**Objective:** Take the material below and retype it in full; pictures are left out.

-- START --

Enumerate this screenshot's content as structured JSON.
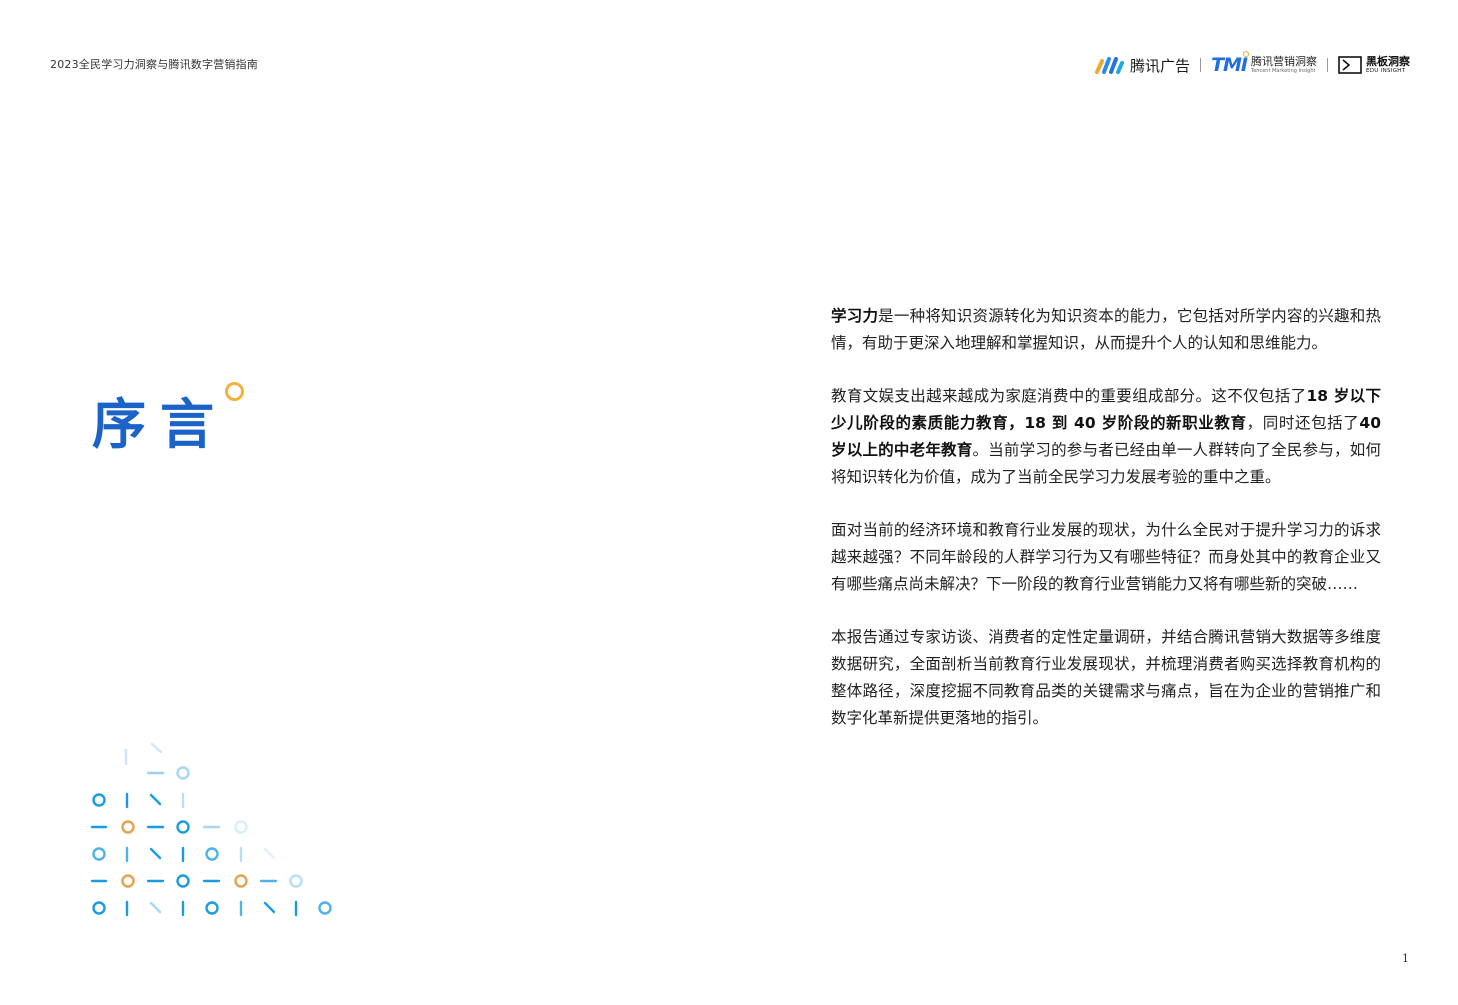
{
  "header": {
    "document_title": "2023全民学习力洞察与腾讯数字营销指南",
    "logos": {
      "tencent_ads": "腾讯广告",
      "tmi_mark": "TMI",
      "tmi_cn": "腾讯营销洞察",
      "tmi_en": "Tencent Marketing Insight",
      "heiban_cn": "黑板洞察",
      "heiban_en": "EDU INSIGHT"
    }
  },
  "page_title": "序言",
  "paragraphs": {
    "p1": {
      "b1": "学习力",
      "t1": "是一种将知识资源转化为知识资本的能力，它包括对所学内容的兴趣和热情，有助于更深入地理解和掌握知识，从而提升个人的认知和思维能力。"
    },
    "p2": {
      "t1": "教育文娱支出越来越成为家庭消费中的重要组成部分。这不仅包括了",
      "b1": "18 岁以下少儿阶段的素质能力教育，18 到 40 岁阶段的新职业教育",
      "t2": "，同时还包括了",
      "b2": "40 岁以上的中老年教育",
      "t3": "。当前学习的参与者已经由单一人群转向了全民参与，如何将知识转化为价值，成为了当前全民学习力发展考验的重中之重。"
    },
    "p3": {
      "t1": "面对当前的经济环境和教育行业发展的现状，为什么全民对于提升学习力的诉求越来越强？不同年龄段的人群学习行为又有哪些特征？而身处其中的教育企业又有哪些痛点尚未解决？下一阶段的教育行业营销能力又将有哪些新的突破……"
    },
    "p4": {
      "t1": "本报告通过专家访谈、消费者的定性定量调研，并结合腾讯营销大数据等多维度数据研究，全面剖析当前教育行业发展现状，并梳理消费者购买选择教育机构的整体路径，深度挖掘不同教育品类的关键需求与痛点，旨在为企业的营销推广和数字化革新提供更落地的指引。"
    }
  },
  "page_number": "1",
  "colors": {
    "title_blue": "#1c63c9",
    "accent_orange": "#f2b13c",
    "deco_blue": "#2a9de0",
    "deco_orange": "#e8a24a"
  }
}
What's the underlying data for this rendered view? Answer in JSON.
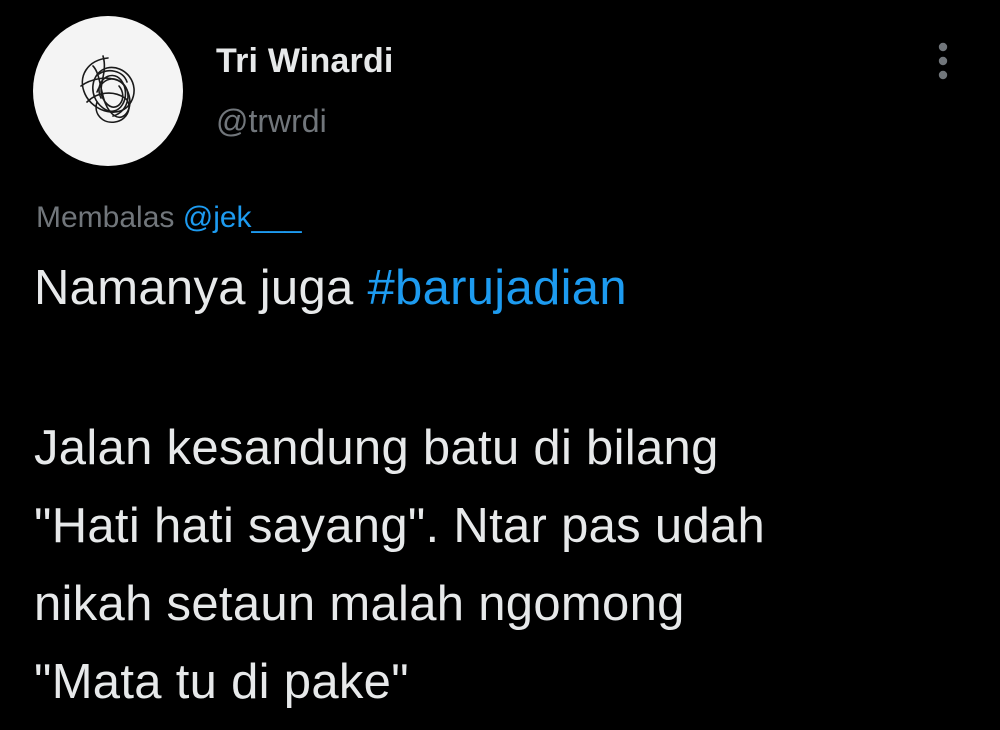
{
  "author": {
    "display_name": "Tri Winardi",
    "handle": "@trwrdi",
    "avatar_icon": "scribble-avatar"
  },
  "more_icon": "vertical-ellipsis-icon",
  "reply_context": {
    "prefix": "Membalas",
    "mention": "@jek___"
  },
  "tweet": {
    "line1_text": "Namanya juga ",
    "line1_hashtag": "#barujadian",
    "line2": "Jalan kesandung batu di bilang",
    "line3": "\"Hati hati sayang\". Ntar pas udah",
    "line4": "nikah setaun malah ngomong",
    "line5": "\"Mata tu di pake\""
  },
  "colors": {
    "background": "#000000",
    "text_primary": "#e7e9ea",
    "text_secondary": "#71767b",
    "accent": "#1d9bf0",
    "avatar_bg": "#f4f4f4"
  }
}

-- END --

**Problem solution:**
Enumerate this screenshot's content as structured JSON.
{
  "header": {
    "document_title": "2023全民学习力洞察与腾讯数字营销指南",
    "logos": {
      "tencent_ads": "腾讯广告",
      "tmi_mark": "TMI",
      "tmi_cn": "腾讯营销洞察",
      "tmi_en": "Tencent Marketing Insight",
      "heiban_cn": "黑板洞察",
      "heiban_en": "EDU INSIGHT"
    }
  },
  "page_title": "序言",
  "paragraphs": {
    "p1": {
      "b1": "学习力",
      "t1": "是一种将知识资源转化为知识资本的能力，它包括对所学内容的兴趣和热情，有助于更深入地理解和掌握知识，从而提升个人的认知和思维能力。"
    },
    "p2": {
      "t1": "教育文娱支出越来越成为家庭消费中的重要组成部分。这不仅包括了",
      "b1": "18 岁以下少儿阶段的素质能力教育，18 到 40 岁阶段的新职业教育",
      "t2": "，同时还包括了",
      "b2": "40 岁以上的中老年教育",
      "t3": "。当前学习的参与者已经由单一人群转向了全民参与，如何将知识转化为价值，成为了当前全民学习力发展考验的重中之重。"
    },
    "p3": {
      "t1": "面对当前的经济环境和教育行业发展的现状，为什么全民对于提升学习力的诉求越来越强？不同年龄段的人群学习行为又有哪些特征？而身处其中的教育企业又有哪些痛点尚未解决？下一阶段的教育行业营销能力又将有哪些新的突破……"
    },
    "p4": {
      "t1": "本报告通过专家访谈、消费者的定性定量调研，并结合腾讯营销大数据等多维度数据研究，全面剖析当前教育行业发展现状，并梳理消费者购买选择教育机构的整体路径，深度挖掘不同教育品类的关键需求与痛点，旨在为企业的营销推广和数字化革新提供更落地的指引。"
    }
  },
  "page_number": "1",
  "colors": {
    "title_blue": "#1c63c9",
    "accent_orange": "#f2b13c",
    "deco_blue": "#2a9de0",
    "deco_orange": "#e8a24a"
  }
}
What's the underlying data for this rendered view? Answer in JSON.
{
  "author": {
    "display_name": "Tri Winardi",
    "handle": "@trwrdi",
    "avatar_icon": "scribble-avatar"
  },
  "more_icon": "vertical-ellipsis-icon",
  "reply_context": {
    "prefix": "Membalas",
    "mention": "@jek___"
  },
  "tweet": {
    "line1_text": "Namanya juga ",
    "line1_hashtag": "#barujadian",
    "line2": "Jalan kesandung batu di bilang",
    "line3": "\"Hati hati sayang\". Ntar pas udah",
    "line4": "nikah setaun malah ngomong",
    "line5": "\"Mata tu di pake\""
  },
  "colors": {
    "background": "#000000",
    "text_primary": "#e7e9ea",
    "text_secondary": "#71767b",
    "accent": "#1d9bf0",
    "avatar_bg": "#f4f4f4"
  }
}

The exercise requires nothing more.